▶ _Data to use_:
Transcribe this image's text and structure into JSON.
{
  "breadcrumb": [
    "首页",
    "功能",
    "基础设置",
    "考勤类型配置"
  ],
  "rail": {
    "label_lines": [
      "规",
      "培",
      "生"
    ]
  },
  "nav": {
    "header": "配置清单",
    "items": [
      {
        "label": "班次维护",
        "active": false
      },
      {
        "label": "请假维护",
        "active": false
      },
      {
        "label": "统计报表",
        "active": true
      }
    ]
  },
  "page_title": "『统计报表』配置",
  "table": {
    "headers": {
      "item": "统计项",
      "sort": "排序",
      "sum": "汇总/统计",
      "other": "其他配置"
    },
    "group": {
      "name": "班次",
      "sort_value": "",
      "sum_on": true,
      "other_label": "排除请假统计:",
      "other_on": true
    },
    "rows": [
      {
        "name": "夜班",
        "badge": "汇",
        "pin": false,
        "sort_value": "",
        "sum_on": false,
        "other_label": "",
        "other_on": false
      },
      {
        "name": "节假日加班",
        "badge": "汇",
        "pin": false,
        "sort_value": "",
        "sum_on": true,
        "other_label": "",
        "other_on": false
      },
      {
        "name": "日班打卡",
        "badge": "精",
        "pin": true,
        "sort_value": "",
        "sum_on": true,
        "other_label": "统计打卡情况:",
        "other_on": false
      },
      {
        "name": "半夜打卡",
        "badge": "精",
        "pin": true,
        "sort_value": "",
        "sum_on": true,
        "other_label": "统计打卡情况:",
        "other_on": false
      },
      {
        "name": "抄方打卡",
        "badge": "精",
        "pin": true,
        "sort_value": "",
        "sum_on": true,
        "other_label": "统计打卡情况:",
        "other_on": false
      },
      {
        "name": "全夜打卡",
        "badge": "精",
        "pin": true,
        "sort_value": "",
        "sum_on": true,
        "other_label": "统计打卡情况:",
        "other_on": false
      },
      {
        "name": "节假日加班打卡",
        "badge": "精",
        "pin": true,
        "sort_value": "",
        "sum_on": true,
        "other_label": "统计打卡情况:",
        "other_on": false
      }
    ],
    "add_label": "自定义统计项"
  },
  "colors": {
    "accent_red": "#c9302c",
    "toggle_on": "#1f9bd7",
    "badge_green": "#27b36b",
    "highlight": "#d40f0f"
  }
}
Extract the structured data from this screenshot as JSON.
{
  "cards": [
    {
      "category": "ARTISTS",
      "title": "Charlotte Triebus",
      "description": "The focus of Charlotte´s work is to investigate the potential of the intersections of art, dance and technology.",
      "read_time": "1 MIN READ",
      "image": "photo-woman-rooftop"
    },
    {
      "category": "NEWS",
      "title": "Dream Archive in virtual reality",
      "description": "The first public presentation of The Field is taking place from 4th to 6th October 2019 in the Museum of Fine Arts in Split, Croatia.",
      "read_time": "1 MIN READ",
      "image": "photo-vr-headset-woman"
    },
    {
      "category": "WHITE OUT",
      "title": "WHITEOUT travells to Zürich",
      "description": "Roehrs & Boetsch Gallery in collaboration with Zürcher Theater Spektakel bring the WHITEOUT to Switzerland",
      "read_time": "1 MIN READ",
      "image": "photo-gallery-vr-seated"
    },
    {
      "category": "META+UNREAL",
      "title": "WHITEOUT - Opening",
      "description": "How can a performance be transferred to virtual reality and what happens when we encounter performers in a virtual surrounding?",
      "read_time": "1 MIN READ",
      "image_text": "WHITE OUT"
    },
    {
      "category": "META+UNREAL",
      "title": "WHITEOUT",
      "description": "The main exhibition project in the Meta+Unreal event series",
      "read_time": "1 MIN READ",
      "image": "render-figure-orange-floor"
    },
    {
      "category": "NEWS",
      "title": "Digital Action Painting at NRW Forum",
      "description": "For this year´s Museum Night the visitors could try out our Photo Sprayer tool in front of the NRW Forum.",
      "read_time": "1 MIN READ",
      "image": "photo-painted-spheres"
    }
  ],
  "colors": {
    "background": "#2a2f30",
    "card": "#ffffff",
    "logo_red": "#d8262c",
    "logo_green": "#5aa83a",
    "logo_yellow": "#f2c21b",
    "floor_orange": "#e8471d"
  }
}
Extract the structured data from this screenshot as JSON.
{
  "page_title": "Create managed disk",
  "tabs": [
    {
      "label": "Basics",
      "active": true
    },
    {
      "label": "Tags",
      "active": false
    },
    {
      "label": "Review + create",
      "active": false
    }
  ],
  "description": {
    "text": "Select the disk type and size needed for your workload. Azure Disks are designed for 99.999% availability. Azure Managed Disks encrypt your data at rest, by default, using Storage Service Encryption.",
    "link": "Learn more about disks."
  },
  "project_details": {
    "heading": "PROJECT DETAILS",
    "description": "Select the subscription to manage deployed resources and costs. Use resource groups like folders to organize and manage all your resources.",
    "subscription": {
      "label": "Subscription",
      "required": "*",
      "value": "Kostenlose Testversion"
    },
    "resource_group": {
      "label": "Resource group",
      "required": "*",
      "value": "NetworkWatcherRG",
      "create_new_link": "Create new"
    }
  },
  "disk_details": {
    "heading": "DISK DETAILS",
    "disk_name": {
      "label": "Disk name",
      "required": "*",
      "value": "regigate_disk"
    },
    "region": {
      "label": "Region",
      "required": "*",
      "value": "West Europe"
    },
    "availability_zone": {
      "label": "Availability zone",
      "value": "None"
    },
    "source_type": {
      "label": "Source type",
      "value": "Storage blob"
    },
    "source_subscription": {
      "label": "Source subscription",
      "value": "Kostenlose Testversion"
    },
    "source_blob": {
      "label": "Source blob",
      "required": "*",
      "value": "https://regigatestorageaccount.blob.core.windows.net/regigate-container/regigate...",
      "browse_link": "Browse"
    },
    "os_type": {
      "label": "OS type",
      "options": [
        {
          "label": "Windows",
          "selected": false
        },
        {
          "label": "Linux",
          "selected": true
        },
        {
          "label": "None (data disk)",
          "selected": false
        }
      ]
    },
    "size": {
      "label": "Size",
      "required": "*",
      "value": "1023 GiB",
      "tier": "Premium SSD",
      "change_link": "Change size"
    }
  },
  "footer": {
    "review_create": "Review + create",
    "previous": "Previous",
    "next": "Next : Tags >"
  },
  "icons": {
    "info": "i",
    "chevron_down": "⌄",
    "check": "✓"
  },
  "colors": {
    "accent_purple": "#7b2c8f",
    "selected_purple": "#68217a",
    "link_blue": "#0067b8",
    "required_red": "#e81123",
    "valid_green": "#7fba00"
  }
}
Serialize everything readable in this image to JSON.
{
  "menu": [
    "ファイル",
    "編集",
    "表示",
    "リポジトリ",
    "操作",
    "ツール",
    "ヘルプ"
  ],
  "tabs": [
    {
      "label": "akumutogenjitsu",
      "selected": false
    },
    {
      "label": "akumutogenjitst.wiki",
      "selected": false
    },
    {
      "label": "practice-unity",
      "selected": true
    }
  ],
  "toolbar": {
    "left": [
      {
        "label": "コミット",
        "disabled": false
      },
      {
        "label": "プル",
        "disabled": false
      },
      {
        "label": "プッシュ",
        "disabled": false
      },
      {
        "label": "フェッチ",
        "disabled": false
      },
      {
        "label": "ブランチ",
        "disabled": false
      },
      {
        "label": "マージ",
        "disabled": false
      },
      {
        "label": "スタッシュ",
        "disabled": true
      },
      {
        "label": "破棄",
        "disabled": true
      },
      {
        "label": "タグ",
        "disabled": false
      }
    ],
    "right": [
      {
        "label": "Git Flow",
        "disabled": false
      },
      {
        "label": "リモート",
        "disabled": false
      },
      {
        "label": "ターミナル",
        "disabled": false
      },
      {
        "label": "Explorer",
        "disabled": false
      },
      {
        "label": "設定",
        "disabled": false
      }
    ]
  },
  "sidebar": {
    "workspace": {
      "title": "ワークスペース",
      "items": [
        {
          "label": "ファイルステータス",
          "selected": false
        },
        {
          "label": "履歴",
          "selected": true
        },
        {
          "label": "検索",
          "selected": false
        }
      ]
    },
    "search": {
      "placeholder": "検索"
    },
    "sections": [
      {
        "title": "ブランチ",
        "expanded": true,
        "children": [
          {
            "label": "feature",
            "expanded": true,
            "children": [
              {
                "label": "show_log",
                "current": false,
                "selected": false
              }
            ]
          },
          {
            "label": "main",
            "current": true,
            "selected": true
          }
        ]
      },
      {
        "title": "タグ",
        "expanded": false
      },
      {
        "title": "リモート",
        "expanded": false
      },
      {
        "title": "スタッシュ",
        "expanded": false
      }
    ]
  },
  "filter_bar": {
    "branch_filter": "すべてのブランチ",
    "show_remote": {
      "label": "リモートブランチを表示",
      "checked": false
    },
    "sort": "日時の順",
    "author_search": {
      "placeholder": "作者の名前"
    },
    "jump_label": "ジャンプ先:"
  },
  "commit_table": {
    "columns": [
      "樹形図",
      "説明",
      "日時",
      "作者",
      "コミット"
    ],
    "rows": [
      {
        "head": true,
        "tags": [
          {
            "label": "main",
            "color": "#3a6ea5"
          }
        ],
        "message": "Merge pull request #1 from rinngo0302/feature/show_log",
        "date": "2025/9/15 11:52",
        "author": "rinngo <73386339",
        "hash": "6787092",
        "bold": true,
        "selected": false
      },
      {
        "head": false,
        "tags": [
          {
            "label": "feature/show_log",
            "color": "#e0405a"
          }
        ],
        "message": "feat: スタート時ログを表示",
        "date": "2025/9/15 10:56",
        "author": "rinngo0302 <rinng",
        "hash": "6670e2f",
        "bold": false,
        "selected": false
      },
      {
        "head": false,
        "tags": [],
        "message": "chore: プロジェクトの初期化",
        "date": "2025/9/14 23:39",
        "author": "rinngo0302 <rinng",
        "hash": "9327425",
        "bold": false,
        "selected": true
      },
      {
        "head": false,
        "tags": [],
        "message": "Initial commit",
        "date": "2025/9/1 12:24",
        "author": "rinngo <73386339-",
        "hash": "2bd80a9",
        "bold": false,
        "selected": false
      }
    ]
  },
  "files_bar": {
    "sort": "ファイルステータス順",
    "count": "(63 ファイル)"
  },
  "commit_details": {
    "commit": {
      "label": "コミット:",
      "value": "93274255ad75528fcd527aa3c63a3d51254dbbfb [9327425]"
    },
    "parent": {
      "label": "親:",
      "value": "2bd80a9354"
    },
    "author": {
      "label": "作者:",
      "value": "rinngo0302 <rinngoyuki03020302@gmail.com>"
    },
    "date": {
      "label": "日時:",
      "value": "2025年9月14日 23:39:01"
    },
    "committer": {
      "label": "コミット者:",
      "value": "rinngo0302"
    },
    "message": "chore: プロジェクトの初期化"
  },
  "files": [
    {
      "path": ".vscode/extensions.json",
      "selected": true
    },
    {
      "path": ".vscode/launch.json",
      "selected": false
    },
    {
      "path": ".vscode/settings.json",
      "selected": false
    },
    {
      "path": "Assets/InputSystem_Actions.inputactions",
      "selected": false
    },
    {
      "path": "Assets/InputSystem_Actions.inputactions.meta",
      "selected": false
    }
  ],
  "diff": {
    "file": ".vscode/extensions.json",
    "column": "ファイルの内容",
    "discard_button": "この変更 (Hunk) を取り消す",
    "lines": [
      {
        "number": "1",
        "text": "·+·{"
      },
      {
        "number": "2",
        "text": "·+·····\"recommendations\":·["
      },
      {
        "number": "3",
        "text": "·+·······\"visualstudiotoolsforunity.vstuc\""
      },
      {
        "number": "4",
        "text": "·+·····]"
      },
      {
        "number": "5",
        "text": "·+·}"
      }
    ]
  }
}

▶ _Task prompt_:
Go through the listing above and return every line where the word "chore" occurs.

▶ _Expected output_:
        "message": "chore: プロジェクトの初期化",
    "message": "chore: プロジェクトの初期化"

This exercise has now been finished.